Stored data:
▽

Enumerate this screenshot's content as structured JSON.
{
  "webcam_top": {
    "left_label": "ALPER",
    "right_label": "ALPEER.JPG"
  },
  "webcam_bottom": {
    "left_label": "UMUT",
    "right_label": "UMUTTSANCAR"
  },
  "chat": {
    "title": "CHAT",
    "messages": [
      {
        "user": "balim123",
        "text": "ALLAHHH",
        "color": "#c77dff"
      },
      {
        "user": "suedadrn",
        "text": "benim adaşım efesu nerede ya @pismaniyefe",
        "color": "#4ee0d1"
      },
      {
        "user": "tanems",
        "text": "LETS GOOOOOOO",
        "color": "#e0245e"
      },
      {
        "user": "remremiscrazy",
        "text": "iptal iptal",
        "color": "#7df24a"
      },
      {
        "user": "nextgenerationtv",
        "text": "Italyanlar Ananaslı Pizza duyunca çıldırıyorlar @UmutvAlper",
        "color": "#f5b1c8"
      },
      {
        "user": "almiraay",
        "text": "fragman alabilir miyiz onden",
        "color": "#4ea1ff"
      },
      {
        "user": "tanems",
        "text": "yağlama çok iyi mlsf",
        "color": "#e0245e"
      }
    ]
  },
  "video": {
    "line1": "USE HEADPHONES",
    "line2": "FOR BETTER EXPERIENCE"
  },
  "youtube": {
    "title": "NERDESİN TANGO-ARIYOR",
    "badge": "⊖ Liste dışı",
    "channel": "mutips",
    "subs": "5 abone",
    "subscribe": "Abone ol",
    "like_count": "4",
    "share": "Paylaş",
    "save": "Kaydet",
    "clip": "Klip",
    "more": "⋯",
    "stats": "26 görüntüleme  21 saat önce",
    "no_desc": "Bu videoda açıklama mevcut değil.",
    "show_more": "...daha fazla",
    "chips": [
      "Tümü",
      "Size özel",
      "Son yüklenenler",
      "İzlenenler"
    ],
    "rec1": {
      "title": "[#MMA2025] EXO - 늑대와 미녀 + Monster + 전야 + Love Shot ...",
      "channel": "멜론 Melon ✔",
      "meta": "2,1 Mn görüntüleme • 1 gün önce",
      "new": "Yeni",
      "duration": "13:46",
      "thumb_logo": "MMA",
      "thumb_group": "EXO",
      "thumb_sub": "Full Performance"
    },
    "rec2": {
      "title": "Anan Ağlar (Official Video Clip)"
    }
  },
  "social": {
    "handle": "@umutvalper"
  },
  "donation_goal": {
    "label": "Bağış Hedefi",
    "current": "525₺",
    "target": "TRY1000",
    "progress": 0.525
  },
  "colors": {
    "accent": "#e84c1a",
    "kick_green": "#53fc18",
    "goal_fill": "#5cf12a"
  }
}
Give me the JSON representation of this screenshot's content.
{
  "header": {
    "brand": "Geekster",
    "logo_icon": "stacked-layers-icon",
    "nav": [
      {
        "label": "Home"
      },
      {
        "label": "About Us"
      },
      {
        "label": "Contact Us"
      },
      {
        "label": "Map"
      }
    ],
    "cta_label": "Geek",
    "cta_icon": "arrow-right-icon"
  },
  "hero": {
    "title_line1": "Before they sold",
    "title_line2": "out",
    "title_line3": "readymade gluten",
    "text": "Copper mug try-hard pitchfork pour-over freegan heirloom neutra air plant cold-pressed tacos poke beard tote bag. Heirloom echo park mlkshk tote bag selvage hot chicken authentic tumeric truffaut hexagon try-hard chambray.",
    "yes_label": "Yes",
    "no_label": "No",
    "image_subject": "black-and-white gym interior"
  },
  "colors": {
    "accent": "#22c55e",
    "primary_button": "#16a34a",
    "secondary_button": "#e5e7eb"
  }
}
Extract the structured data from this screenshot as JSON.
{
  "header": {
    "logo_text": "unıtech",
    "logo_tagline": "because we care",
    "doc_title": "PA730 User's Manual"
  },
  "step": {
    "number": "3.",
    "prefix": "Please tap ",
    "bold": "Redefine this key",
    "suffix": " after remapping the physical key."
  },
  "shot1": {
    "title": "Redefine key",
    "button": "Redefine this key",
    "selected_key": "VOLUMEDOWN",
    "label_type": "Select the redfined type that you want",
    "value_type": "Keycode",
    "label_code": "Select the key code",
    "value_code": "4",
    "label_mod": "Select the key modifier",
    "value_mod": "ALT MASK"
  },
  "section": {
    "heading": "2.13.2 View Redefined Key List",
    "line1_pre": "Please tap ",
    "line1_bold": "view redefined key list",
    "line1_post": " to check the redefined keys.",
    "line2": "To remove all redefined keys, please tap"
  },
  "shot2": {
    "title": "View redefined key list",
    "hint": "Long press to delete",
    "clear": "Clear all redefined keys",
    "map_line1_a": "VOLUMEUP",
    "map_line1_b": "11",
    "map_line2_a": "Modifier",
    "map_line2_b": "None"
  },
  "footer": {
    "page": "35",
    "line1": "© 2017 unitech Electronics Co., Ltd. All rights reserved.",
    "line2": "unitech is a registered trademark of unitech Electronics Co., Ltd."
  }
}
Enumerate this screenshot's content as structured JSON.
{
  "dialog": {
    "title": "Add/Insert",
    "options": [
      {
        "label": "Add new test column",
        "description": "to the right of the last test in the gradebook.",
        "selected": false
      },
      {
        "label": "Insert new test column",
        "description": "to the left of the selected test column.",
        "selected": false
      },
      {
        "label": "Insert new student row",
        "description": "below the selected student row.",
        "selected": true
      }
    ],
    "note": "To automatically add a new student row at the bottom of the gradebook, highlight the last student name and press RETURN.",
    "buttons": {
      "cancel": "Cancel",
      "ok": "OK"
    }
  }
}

△

From the records above, extract everything verbatim.

Enumerate this screenshot's content as structured JSON.
{
  "webcam_top": {
    "left_label": "ALPER",
    "right_label": "ALPEER.JPG"
  },
  "webcam_bottom": {
    "left_label": "UMUT",
    "right_label": "UMUTTSANCAR"
  },
  "chat": {
    "title": "CHAT",
    "messages": [
      {
        "user": "balim123",
        "text": "ALLAHHH",
        "color": "#c77dff"
      },
      {
        "user": "suedadrn",
        "text": "benim adaşım efesu nerede ya @pismaniyefe",
        "color": "#4ee0d1"
      },
      {
        "user": "tanems",
        "text": "LETS GOOOOOOO",
        "color": "#e0245e"
      },
      {
        "user": "remremiscrazy",
        "text": "iptal iptal",
        "color": "#7df24a"
      },
      {
        "user": "nextgenerationtv",
        "text": "Italyanlar Ananaslı Pizza duyunca çıldırıyorlar @UmutvAlper",
        "color": "#f5b1c8"
      },
      {
        "user": "almiraay",
        "text": "fragman alabilir miyiz onden",
        "color": "#4ea1ff"
      },
      {
        "user": "tanems",
        "text": "yağlama çok iyi mlsf",
        "color": "#e0245e"
      }
    ]
  },
  "video": {
    "line1": "USE HEADPHONES",
    "line2": "FOR BETTER EXPERIENCE"
  },
  "youtube": {
    "title": "NERDESİN TANGO-ARIYOR",
    "badge": "⊖ Liste dışı",
    "channel": "mutips",
    "subs": "5 abone",
    "subscribe": "Abone ol",
    "like_count": "4",
    "share": "Paylaş",
    "save": "Kaydet",
    "clip": "Klip",
    "more": "⋯",
    "stats": "26 görüntüleme  21 saat önce",
    "no_desc": "Bu videoda açıklama mevcut değil.",
    "show_more": "...daha fazla",
    "chips": [
      "Tümü",
      "Size özel",
      "Son yüklenenler",
      "İzlenenler"
    ],
    "rec1": {
      "title": "[#MMA2025] EXO - 늑대와 미녀 + Monster + 전야 + Love Shot ...",
      "channel": "멜론 Melon ✔",
      "meta": "2,1 Mn görüntüleme • 1 gün önce",
      "new": "Yeni",
      "duration": "13:46",
      "thumb_logo": "MMA",
      "thumb_group": "EXO",
      "thumb_sub": "Full Performance"
    },
    "rec2": {
      "title": "Anan Ağlar (Official Video Clip)"
    }
  },
  "social": {
    "handle": "@umutvalper"
  },
  "donation_goal": {
    "label": "Bağış Hedefi",
    "current": "525₺",
    "target": "TRY1000",
    "progress": 0.525
  },
  "colors": {
    "accent": "#e84c1a",
    "kick_green": "#53fc18",
    "goal_fill": "#5cf12a"
  }
}
Give me the JSON representation of this screenshot's content.
{
  "header": {
    "brand": "Geekster",
    "logo_icon": "stacked-layers-icon",
    "nav": [
      {
        "label": "Home"
      },
      {
        "label": "About Us"
      },
      {
        "label": "Contact Us"
      },
      {
        "label": "Map"
      }
    ],
    "cta_label": "Geek",
    "cta_icon": "arrow-right-icon"
  },
  "hero": {
    "title_line1": "Before they sold",
    "title_line2": "out",
    "title_line3": "readymade gluten",
    "text": "Copper mug try-hard pitchfork pour-over freegan heirloom neutra air plant cold-pressed tacos poke beard tote bag. Heirloom echo park mlkshk tote bag selvage hot chicken authentic tumeric truffaut hexagon try-hard chambray.",
    "yes_label": "Yes",
    "no_label": "No",
    "image_subject": "black-and-white gym interior"
  },
  "colors": {
    "accent": "#22c55e",
    "primary_button": "#16a34a",
    "secondary_button": "#e5e7eb"
  }
}
Extract the structured data from this screenshot as JSON.
{
  "header": {
    "logo_text": "unıtech",
    "logo_tagline": "because we care",
    "doc_title": "PA730 User's Manual"
  },
  "step": {
    "number": "3.",
    "prefix": "Please tap ",
    "bold": "Redefine this key",
    "suffix": " after remapping the physical key."
  },
  "shot1": {
    "title": "Redefine key",
    "button": "Redefine this key",
    "selected_key": "VOLUMEDOWN",
    "label_type": "Select the redfined type that you want",
    "value_type": "Keycode",
    "label_code": "Select the key code",
    "value_code": "4",
    "label_mod": "Select the key modifier",
    "value_mod": "ALT MASK"
  },
  "section": {
    "heading": "2.13.2 View Redefined Key List",
    "line1_pre": "Please tap ",
    "line1_bold": "view redefined key list",
    "line1_post": " to check the redefined keys.",
    "line2": "To remove all redefined keys, please tap"
  },
  "shot2": {
    "title": "View redefined key list",
    "hint": "Long press to delete",
    "clear": "Clear all redefined keys",
    "map_line1_a": "VOLUMEUP",
    "map_line1_b": "11",
    "map_line2_a": "Modifier",
    "map_line2_b": "None"
  },
  "footer": {
    "page": "35",
    "line1": "© 2017 unitech Electronics Co., Ltd. All rights reserved.",
    "line2": "unitech is a registered trademark of unitech Electronics Co., Ltd."
  }
}
Enumerate this screenshot's content as structured JSON.
{
  "dialog": {
    "title": "Add/Insert",
    "options": [
      {
        "label": "Add new test column",
        "description": "to the right of the last test in the gradebook.",
        "selected": false
      },
      {
        "label": "Insert new test column",
        "description": "to the left of the selected test column.",
        "selected": false
      },
      {
        "label": "Insert new student row",
        "description": "below the selected student row.",
        "selected": true
      }
    ],
    "note": "To automatically add a new student row at the bottom of the gradebook, highlight the last student name and press RETURN.",
    "buttons": {
      "cancel": "Cancel",
      "ok": "OK"
    }
  }
}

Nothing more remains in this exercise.